(THE TASK):
Give an exact copy of every line, leaving images out.
====== PROVIDED DATA
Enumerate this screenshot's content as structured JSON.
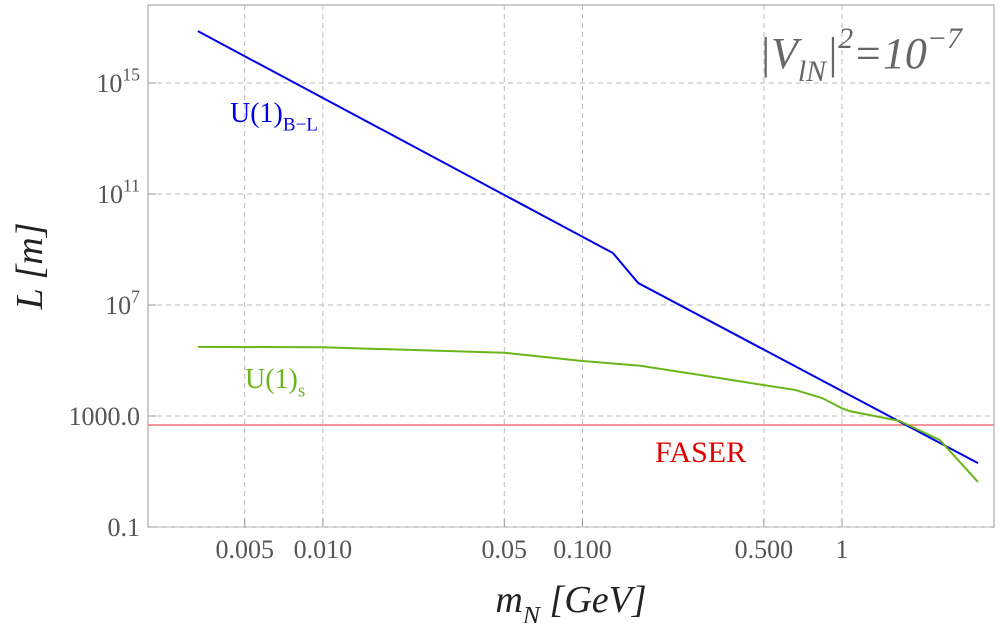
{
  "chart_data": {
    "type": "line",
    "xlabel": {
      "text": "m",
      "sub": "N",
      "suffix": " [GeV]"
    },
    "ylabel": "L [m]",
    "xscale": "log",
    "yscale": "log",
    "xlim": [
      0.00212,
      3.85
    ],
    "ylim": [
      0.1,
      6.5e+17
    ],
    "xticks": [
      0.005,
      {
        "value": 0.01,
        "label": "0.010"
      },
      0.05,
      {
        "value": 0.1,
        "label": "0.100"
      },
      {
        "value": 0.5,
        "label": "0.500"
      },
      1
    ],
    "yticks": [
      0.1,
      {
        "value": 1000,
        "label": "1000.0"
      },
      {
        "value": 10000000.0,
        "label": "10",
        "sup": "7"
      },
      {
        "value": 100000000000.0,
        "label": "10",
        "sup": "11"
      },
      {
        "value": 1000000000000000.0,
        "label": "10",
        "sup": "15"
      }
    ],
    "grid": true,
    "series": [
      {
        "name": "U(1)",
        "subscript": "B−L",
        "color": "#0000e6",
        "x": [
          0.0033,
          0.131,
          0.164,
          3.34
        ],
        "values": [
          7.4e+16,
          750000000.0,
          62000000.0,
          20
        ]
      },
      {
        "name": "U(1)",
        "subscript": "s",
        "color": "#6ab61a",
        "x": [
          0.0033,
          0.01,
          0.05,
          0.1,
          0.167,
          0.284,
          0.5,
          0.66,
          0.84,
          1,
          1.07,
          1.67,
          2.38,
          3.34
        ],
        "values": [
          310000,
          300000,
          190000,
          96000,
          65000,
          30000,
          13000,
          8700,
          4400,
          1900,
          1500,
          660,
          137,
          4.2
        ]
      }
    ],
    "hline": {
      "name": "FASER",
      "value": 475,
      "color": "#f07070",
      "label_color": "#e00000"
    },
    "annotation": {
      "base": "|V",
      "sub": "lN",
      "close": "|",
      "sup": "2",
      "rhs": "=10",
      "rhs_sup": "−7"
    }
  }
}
============
(EXERCISE RESPONSE):
Enumerate this screenshot's content as structured JSON.
{
  "chart_data": {
    "type": "line",
    "xlabel": {
      "text": "m",
      "sub": "N",
      "suffix": " [GeV]"
    },
    "ylabel": "L [m]",
    "xscale": "log",
    "yscale": "log",
    "xlim": [
      0.00212,
      3.85
    ],
    "ylim": [
      0.1,
      6.5e+17
    ],
    "xticks": [
      0.005,
      {
        "value": 0.01,
        "label": "0.010"
      },
      0.05,
      {
        "value": 0.1,
        "label": "0.100"
      },
      {
        "value": 0.5,
        "label": "0.500"
      },
      1
    ],
    "yticks": [
      0.1,
      {
        "value": 1000,
        "label": "1000.0"
      },
      {
        "value": 10000000.0,
        "label": "10",
        "sup": "7"
      },
      {
        "value": 100000000000.0,
        "label": "10",
        "sup": "11"
      },
      {
        "value": 1000000000000000.0,
        "label": "10",
        "sup": "15"
      }
    ],
    "grid": true,
    "series": [
      {
        "name": "U(1)",
        "subscript": "B−L",
        "color": "#0000e6",
        "x": [
          0.0033,
          0.131,
          0.164,
          3.34
        ],
        "values": [
          7.4e+16,
          750000000.0,
          62000000.0,
          20
        ]
      },
      {
        "name": "U(1)",
        "subscript": "s",
        "color": "#6ab61a",
        "x": [
          0.0033,
          0.01,
          0.05,
          0.1,
          0.167,
          0.284,
          0.5,
          0.66,
          0.84,
          1,
          1.07,
          1.67,
          2.38,
          3.34
        ],
        "values": [
          310000,
          300000,
          190000,
          96000,
          65000,
          30000,
          13000,
          8700,
          4400,
          1900,
          1500,
          660,
          137,
          4.2
        ]
      }
    ],
    "hline": {
      "name": "FASER",
      "value": 475,
      "color": "#f07070",
      "label_color": "#e00000"
    },
    "annotation": {
      "base": "|V",
      "sub": "lN",
      "close": "|",
      "sup": "2",
      "rhs": "=10",
      "rhs_sup": "−7"
    }
  }
}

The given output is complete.